- Job: Below are the records; collect from them each line containing the string "FLAT".

Items from a figure collection
----------------

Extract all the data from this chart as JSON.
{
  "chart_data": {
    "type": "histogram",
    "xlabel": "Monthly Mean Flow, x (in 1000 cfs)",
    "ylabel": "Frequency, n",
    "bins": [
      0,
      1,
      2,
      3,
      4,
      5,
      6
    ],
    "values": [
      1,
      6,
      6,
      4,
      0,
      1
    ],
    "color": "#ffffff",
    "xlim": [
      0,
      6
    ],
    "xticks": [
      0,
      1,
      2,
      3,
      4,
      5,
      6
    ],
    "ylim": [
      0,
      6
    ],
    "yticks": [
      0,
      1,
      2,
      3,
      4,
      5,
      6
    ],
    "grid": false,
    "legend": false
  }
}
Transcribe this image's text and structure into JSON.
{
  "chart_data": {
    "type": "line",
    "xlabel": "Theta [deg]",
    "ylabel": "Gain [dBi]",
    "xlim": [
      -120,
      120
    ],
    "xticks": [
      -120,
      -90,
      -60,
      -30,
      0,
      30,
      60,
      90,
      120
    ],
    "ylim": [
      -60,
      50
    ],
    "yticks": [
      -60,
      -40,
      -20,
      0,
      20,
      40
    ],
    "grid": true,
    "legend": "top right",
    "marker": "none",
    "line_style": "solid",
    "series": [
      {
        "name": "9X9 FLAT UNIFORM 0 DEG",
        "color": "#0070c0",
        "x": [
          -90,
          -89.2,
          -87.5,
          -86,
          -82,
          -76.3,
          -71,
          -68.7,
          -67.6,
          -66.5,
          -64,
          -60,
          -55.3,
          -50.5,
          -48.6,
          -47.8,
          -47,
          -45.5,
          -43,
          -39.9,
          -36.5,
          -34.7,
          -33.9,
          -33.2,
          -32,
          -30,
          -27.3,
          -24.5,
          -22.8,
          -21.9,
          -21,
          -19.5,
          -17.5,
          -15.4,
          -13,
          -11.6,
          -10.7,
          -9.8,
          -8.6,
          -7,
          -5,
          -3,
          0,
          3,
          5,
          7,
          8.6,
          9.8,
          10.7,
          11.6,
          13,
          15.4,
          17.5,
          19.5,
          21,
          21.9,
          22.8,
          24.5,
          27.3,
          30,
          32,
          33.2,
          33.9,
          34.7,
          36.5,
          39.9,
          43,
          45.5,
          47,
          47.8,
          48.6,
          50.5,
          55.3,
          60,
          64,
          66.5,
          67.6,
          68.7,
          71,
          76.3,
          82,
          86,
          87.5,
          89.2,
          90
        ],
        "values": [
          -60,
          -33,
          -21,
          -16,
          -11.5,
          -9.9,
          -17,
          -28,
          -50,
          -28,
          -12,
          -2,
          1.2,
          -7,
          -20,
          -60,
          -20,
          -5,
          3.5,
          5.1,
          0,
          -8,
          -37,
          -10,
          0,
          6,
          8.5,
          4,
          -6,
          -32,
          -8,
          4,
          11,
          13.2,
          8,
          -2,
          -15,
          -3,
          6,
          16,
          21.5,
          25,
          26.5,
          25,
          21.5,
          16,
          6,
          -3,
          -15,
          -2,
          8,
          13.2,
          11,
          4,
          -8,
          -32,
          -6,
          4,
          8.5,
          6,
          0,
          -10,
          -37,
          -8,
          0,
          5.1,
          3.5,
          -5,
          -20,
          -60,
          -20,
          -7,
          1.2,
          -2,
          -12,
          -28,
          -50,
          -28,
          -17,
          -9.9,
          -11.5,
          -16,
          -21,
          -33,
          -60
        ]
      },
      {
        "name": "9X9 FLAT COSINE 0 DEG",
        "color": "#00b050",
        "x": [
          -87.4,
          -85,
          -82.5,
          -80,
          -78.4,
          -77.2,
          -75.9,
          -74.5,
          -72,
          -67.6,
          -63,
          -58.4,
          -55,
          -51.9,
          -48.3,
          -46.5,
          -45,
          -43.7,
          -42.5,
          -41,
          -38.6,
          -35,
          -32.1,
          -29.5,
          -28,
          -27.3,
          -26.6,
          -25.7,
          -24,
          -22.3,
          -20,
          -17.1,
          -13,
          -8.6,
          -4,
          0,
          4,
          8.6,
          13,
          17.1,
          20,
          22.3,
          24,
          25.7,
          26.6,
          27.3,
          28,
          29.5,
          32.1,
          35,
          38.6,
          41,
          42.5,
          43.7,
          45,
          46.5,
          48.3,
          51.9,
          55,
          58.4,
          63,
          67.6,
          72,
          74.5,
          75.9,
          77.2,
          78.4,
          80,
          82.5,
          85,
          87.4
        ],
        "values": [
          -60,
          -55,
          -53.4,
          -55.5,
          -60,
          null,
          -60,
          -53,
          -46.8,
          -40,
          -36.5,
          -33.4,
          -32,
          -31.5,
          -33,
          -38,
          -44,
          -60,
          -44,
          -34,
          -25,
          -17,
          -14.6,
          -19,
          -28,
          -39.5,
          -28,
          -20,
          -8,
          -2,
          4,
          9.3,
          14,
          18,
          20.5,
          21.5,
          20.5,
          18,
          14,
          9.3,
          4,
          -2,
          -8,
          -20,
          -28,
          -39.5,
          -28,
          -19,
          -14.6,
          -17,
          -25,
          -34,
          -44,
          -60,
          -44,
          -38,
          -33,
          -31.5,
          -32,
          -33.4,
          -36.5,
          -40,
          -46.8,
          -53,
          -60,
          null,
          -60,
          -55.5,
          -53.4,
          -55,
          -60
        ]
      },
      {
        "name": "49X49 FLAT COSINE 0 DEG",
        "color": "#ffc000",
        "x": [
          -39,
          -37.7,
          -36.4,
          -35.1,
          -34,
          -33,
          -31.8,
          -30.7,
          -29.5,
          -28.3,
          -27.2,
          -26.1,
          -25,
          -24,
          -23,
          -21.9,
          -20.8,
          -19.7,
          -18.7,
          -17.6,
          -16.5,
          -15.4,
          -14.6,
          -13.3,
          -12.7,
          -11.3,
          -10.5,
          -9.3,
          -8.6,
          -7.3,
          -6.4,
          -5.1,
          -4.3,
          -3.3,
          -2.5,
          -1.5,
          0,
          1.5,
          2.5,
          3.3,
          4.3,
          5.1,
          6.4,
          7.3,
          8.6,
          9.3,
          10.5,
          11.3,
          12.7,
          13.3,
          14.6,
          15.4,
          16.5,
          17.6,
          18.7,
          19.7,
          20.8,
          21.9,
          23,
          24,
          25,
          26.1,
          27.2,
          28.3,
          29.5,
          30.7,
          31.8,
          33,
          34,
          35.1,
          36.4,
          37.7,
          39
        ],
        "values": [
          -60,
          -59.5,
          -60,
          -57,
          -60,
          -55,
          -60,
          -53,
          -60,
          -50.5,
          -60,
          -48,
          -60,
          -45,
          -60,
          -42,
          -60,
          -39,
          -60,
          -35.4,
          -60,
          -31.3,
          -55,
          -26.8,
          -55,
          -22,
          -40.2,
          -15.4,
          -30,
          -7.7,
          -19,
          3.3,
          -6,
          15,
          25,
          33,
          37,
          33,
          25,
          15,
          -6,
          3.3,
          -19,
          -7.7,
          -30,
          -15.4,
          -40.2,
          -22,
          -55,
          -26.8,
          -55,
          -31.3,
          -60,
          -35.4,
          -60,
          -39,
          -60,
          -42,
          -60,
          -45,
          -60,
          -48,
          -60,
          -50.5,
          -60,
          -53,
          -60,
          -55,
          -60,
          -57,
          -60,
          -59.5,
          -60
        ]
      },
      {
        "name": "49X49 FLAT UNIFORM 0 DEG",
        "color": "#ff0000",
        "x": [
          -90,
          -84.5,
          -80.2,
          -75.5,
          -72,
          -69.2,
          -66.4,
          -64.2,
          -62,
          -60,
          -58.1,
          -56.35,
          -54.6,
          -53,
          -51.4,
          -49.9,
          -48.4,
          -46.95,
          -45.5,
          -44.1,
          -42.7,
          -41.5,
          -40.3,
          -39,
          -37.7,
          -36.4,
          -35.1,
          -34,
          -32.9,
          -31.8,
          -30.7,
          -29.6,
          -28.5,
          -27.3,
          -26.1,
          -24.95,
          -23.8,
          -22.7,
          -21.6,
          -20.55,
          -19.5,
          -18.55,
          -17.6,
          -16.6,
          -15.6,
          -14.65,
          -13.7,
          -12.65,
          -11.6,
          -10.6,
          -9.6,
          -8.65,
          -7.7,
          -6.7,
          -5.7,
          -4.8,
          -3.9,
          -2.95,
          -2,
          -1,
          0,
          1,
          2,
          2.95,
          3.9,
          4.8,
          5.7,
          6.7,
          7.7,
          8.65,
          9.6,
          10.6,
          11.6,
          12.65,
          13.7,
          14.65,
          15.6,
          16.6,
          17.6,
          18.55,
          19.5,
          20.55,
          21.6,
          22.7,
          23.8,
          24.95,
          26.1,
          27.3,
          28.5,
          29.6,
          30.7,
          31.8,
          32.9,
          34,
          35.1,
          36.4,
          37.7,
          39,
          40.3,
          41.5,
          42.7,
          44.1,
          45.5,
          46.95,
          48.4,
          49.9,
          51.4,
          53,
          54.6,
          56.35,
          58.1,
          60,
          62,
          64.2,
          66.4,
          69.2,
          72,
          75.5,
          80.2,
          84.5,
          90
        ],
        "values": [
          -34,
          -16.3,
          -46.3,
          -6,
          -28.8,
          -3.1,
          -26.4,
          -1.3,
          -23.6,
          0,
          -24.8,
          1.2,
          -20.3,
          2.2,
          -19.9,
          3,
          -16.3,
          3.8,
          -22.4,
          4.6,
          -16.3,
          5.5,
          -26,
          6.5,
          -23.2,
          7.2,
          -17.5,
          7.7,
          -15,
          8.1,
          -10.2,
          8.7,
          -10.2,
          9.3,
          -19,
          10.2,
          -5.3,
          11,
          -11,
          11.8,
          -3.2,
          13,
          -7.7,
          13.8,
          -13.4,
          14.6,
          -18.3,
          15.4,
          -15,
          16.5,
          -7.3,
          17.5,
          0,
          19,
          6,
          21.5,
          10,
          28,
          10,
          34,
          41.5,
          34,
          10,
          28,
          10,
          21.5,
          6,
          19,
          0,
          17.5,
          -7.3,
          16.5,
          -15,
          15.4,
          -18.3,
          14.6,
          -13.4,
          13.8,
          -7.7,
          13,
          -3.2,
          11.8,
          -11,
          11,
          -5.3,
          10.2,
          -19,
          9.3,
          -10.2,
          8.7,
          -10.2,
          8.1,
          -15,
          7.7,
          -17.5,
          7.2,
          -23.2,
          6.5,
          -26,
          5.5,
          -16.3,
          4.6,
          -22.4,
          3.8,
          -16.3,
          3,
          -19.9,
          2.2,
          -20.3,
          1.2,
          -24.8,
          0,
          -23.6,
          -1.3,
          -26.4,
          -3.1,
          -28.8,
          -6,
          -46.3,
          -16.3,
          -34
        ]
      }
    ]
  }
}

----------------

- Expected answer:
        "name": "9X9 FLAT UNIFORM 0 DEG",
        "name": "9X9 FLAT COSINE 0 DEG",
        "name": "49X49 FLAT COSINE 0 DEG",
        "name": "49X49 FLAT UNIFORM 0 DEG",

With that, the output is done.